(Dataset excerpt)
□ □ □ □

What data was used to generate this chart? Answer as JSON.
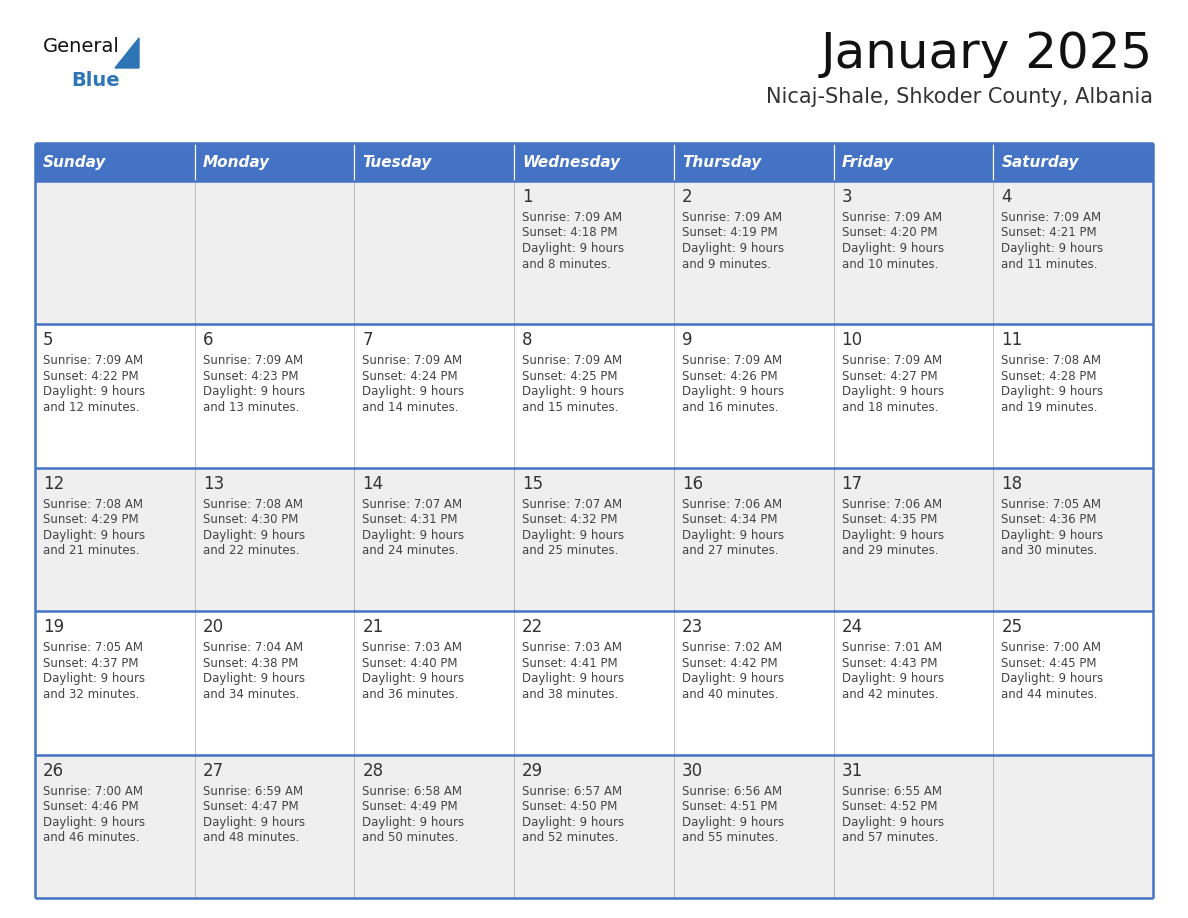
{
  "title": "January 2025",
  "subtitle": "Nicaj-Shale, Shkoder County, Albania",
  "header_bg_color": "#4472C4",
  "header_text_color": "#FFFFFF",
  "cell_bg_color_odd": "#EFEFEF",
  "cell_bg_color_even": "#FFFFFF",
  "grid_line_color": "#4472C4",
  "day_number_color": "#333333",
  "day_text_color": "#444444",
  "days_of_week": [
    "Sunday",
    "Monday",
    "Tuesday",
    "Wednesday",
    "Thursday",
    "Friday",
    "Saturday"
  ],
  "weeks": [
    [
      {
        "day": "",
        "sunrise": "",
        "sunset": "",
        "daylight_line1": "",
        "daylight_line2": ""
      },
      {
        "day": "",
        "sunrise": "",
        "sunset": "",
        "daylight_line1": "",
        "daylight_line2": ""
      },
      {
        "day": "",
        "sunrise": "",
        "sunset": "",
        "daylight_line1": "",
        "daylight_line2": ""
      },
      {
        "day": "1",
        "sunrise": "7:09 AM",
        "sunset": "4:18 PM",
        "daylight_line1": "9 hours",
        "daylight_line2": "and 8 minutes."
      },
      {
        "day": "2",
        "sunrise": "7:09 AM",
        "sunset": "4:19 PM",
        "daylight_line1": "9 hours",
        "daylight_line2": "and 9 minutes."
      },
      {
        "day": "3",
        "sunrise": "7:09 AM",
        "sunset": "4:20 PM",
        "daylight_line1": "9 hours",
        "daylight_line2": "and 10 minutes."
      },
      {
        "day": "4",
        "sunrise": "7:09 AM",
        "sunset": "4:21 PM",
        "daylight_line1": "9 hours",
        "daylight_line2": "and 11 minutes."
      }
    ],
    [
      {
        "day": "5",
        "sunrise": "7:09 AM",
        "sunset": "4:22 PM",
        "daylight_line1": "9 hours",
        "daylight_line2": "and 12 minutes."
      },
      {
        "day": "6",
        "sunrise": "7:09 AM",
        "sunset": "4:23 PM",
        "daylight_line1": "9 hours",
        "daylight_line2": "and 13 minutes."
      },
      {
        "day": "7",
        "sunrise": "7:09 AM",
        "sunset": "4:24 PM",
        "daylight_line1": "9 hours",
        "daylight_line2": "and 14 minutes."
      },
      {
        "day": "8",
        "sunrise": "7:09 AM",
        "sunset": "4:25 PM",
        "daylight_line1": "9 hours",
        "daylight_line2": "and 15 minutes."
      },
      {
        "day": "9",
        "sunrise": "7:09 AM",
        "sunset": "4:26 PM",
        "daylight_line1": "9 hours",
        "daylight_line2": "and 16 minutes."
      },
      {
        "day": "10",
        "sunrise": "7:09 AM",
        "sunset": "4:27 PM",
        "daylight_line1": "9 hours",
        "daylight_line2": "and 18 minutes."
      },
      {
        "day": "11",
        "sunrise": "7:08 AM",
        "sunset": "4:28 PM",
        "daylight_line1": "9 hours",
        "daylight_line2": "and 19 minutes."
      }
    ],
    [
      {
        "day": "12",
        "sunrise": "7:08 AM",
        "sunset": "4:29 PM",
        "daylight_line1": "9 hours",
        "daylight_line2": "and 21 minutes."
      },
      {
        "day": "13",
        "sunrise": "7:08 AM",
        "sunset": "4:30 PM",
        "daylight_line1": "9 hours",
        "daylight_line2": "and 22 minutes."
      },
      {
        "day": "14",
        "sunrise": "7:07 AM",
        "sunset": "4:31 PM",
        "daylight_line1": "9 hours",
        "daylight_line2": "and 24 minutes."
      },
      {
        "day": "15",
        "sunrise": "7:07 AM",
        "sunset": "4:32 PM",
        "daylight_line1": "9 hours",
        "daylight_line2": "and 25 minutes."
      },
      {
        "day": "16",
        "sunrise": "7:06 AM",
        "sunset": "4:34 PM",
        "daylight_line1": "9 hours",
        "daylight_line2": "and 27 minutes."
      },
      {
        "day": "17",
        "sunrise": "7:06 AM",
        "sunset": "4:35 PM",
        "daylight_line1": "9 hours",
        "daylight_line2": "and 29 minutes."
      },
      {
        "day": "18",
        "sunrise": "7:05 AM",
        "sunset": "4:36 PM",
        "daylight_line1": "9 hours",
        "daylight_line2": "and 30 minutes."
      }
    ],
    [
      {
        "day": "19",
        "sunrise": "7:05 AM",
        "sunset": "4:37 PM",
        "daylight_line1": "9 hours",
        "daylight_line2": "and 32 minutes."
      },
      {
        "day": "20",
        "sunrise": "7:04 AM",
        "sunset": "4:38 PM",
        "daylight_line1": "9 hours",
        "daylight_line2": "and 34 minutes."
      },
      {
        "day": "21",
        "sunrise": "7:03 AM",
        "sunset": "4:40 PM",
        "daylight_line1": "9 hours",
        "daylight_line2": "and 36 minutes."
      },
      {
        "day": "22",
        "sunrise": "7:03 AM",
        "sunset": "4:41 PM",
        "daylight_line1": "9 hours",
        "daylight_line2": "and 38 minutes."
      },
      {
        "day": "23",
        "sunrise": "7:02 AM",
        "sunset": "4:42 PM",
        "daylight_line1": "9 hours",
        "daylight_line2": "and 40 minutes."
      },
      {
        "day": "24",
        "sunrise": "7:01 AM",
        "sunset": "4:43 PM",
        "daylight_line1": "9 hours",
        "daylight_line2": "and 42 minutes."
      },
      {
        "day": "25",
        "sunrise": "7:00 AM",
        "sunset": "4:45 PM",
        "daylight_line1": "9 hours",
        "daylight_line2": "and 44 minutes."
      }
    ],
    [
      {
        "day": "26",
        "sunrise": "7:00 AM",
        "sunset": "4:46 PM",
        "daylight_line1": "9 hours",
        "daylight_line2": "and 46 minutes."
      },
      {
        "day": "27",
        "sunrise": "6:59 AM",
        "sunset": "4:47 PM",
        "daylight_line1": "9 hours",
        "daylight_line2": "and 48 minutes."
      },
      {
        "day": "28",
        "sunrise": "6:58 AM",
        "sunset": "4:49 PM",
        "daylight_line1": "9 hours",
        "daylight_line2": "and 50 minutes."
      },
      {
        "day": "29",
        "sunrise": "6:57 AM",
        "sunset": "4:50 PM",
        "daylight_line1": "9 hours",
        "daylight_line2": "and 52 minutes."
      },
      {
        "day": "30",
        "sunrise": "6:56 AM",
        "sunset": "4:51 PM",
        "daylight_line1": "9 hours",
        "daylight_line2": "and 55 minutes."
      },
      {
        "day": "31",
        "sunrise": "6:55 AM",
        "sunset": "4:52 PM",
        "daylight_line1": "9 hours",
        "daylight_line2": "and 57 minutes."
      },
      {
        "day": "",
        "sunrise": "",
        "sunset": "",
        "daylight_line1": "",
        "daylight_line2": ""
      }
    ]
  ],
  "logo_text_general": "General",
  "logo_text_blue": "Blue",
  "logo_general_color": "#111111",
  "logo_blue_color": "#2E75B6",
  "logo_triangle_color": "#2E75B6"
}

□ □ □ □

Transcribe the records word for word and include no pictures.

THE REPLY →
What data was used to generate this chart? Answer as JSON.
{
  "title": "January 2025",
  "subtitle": "Nicaj-Shale, Shkoder County, Albania",
  "header_bg_color": "#4472C4",
  "header_text_color": "#FFFFFF",
  "cell_bg_color_odd": "#EFEFEF",
  "cell_bg_color_even": "#FFFFFF",
  "grid_line_color": "#4472C4",
  "day_number_color": "#333333",
  "day_text_color": "#444444",
  "days_of_week": [
    "Sunday",
    "Monday",
    "Tuesday",
    "Wednesday",
    "Thursday",
    "Friday",
    "Saturday"
  ],
  "weeks": [
    [
      {
        "day": "",
        "sunrise": "",
        "sunset": "",
        "daylight_line1": "",
        "daylight_line2": ""
      },
      {
        "day": "",
        "sunrise": "",
        "sunset": "",
        "daylight_line1": "",
        "daylight_line2": ""
      },
      {
        "day": "",
        "sunrise": "",
        "sunset": "",
        "daylight_line1": "",
        "daylight_line2": ""
      },
      {
        "day": "1",
        "sunrise": "7:09 AM",
        "sunset": "4:18 PM",
        "daylight_line1": "9 hours",
        "daylight_line2": "and 8 minutes."
      },
      {
        "day": "2",
        "sunrise": "7:09 AM",
        "sunset": "4:19 PM",
        "daylight_line1": "9 hours",
        "daylight_line2": "and 9 minutes."
      },
      {
        "day": "3",
        "sunrise": "7:09 AM",
        "sunset": "4:20 PM",
        "daylight_line1": "9 hours",
        "daylight_line2": "and 10 minutes."
      },
      {
        "day": "4",
        "sunrise": "7:09 AM",
        "sunset": "4:21 PM",
        "daylight_line1": "9 hours",
        "daylight_line2": "and 11 minutes."
      }
    ],
    [
      {
        "day": "5",
        "sunrise": "7:09 AM",
        "sunset": "4:22 PM",
        "daylight_line1": "9 hours",
        "daylight_line2": "and 12 minutes."
      },
      {
        "day": "6",
        "sunrise": "7:09 AM",
        "sunset": "4:23 PM",
        "daylight_line1": "9 hours",
        "daylight_line2": "and 13 minutes."
      },
      {
        "day": "7",
        "sunrise": "7:09 AM",
        "sunset": "4:24 PM",
        "daylight_line1": "9 hours",
        "daylight_line2": "and 14 minutes."
      },
      {
        "day": "8",
        "sunrise": "7:09 AM",
        "sunset": "4:25 PM",
        "daylight_line1": "9 hours",
        "daylight_line2": "and 15 minutes."
      },
      {
        "day": "9",
        "sunrise": "7:09 AM",
        "sunset": "4:26 PM",
        "daylight_line1": "9 hours",
        "daylight_line2": "and 16 minutes."
      },
      {
        "day": "10",
        "sunrise": "7:09 AM",
        "sunset": "4:27 PM",
        "daylight_line1": "9 hours",
        "daylight_line2": "and 18 minutes."
      },
      {
        "day": "11",
        "sunrise": "7:08 AM",
        "sunset": "4:28 PM",
        "daylight_line1": "9 hours",
        "daylight_line2": "and 19 minutes."
      }
    ],
    [
      {
        "day": "12",
        "sunrise": "7:08 AM",
        "sunset": "4:29 PM",
        "daylight_line1": "9 hours",
        "daylight_line2": "and 21 minutes."
      },
      {
        "day": "13",
        "sunrise": "7:08 AM",
        "sunset": "4:30 PM",
        "daylight_line1": "9 hours",
        "daylight_line2": "and 22 minutes."
      },
      {
        "day": "14",
        "sunrise": "7:07 AM",
        "sunset": "4:31 PM",
        "daylight_line1": "9 hours",
        "daylight_line2": "and 24 minutes."
      },
      {
        "day": "15",
        "sunrise": "7:07 AM",
        "sunset": "4:32 PM",
        "daylight_line1": "9 hours",
        "daylight_line2": "and 25 minutes."
      },
      {
        "day": "16",
        "sunrise": "7:06 AM",
        "sunset": "4:34 PM",
        "daylight_line1": "9 hours",
        "daylight_line2": "and 27 minutes."
      },
      {
        "day": "17",
        "sunrise": "7:06 AM",
        "sunset": "4:35 PM",
        "daylight_line1": "9 hours",
        "daylight_line2": "and 29 minutes."
      },
      {
        "day": "18",
        "sunrise": "7:05 AM",
        "sunset": "4:36 PM",
        "daylight_line1": "9 hours",
        "daylight_line2": "and 30 minutes."
      }
    ],
    [
      {
        "day": "19",
        "sunrise": "7:05 AM",
        "sunset": "4:37 PM",
        "daylight_line1": "9 hours",
        "daylight_line2": "and 32 minutes."
      },
      {
        "day": "20",
        "sunrise": "7:04 AM",
        "sunset": "4:38 PM",
        "daylight_line1": "9 hours",
        "daylight_line2": "and 34 minutes."
      },
      {
        "day": "21",
        "sunrise": "7:03 AM",
        "sunset": "4:40 PM",
        "daylight_line1": "9 hours",
        "daylight_line2": "and 36 minutes."
      },
      {
        "day": "22",
        "sunrise": "7:03 AM",
        "sunset": "4:41 PM",
        "daylight_line1": "9 hours",
        "daylight_line2": "and 38 minutes."
      },
      {
        "day": "23",
        "sunrise": "7:02 AM",
        "sunset": "4:42 PM",
        "daylight_line1": "9 hours",
        "daylight_line2": "and 40 minutes."
      },
      {
        "day": "24",
        "sunrise": "7:01 AM",
        "sunset": "4:43 PM",
        "daylight_line1": "9 hours",
        "daylight_line2": "and 42 minutes."
      },
      {
        "day": "25",
        "sunrise": "7:00 AM",
        "sunset": "4:45 PM",
        "daylight_line1": "9 hours",
        "daylight_line2": "and 44 minutes."
      }
    ],
    [
      {
        "day": "26",
        "sunrise": "7:00 AM",
        "sunset": "4:46 PM",
        "daylight_line1": "9 hours",
        "daylight_line2": "and 46 minutes."
      },
      {
        "day": "27",
        "sunrise": "6:59 AM",
        "sunset": "4:47 PM",
        "daylight_line1": "9 hours",
        "daylight_line2": "and 48 minutes."
      },
      {
        "day": "28",
        "sunrise": "6:58 AM",
        "sunset": "4:49 PM",
        "daylight_line1": "9 hours",
        "daylight_line2": "and 50 minutes."
      },
      {
        "day": "29",
        "sunrise": "6:57 AM",
        "sunset": "4:50 PM",
        "daylight_line1": "9 hours",
        "daylight_line2": "and 52 minutes."
      },
      {
        "day": "30",
        "sunrise": "6:56 AM",
        "sunset": "4:51 PM",
        "daylight_line1": "9 hours",
        "daylight_line2": "and 55 minutes."
      },
      {
        "day": "31",
        "sunrise": "6:55 AM",
        "sunset": "4:52 PM",
        "daylight_line1": "9 hours",
        "daylight_line2": "and 57 minutes."
      },
      {
        "day": "",
        "sunrise": "",
        "sunset": "",
        "daylight_line1": "",
        "daylight_line2": ""
      }
    ]
  ],
  "logo_text_general": "General",
  "logo_text_blue": "Blue",
  "logo_general_color": "#111111",
  "logo_blue_color": "#2E75B6",
  "logo_triangle_color": "#2E75B6"
}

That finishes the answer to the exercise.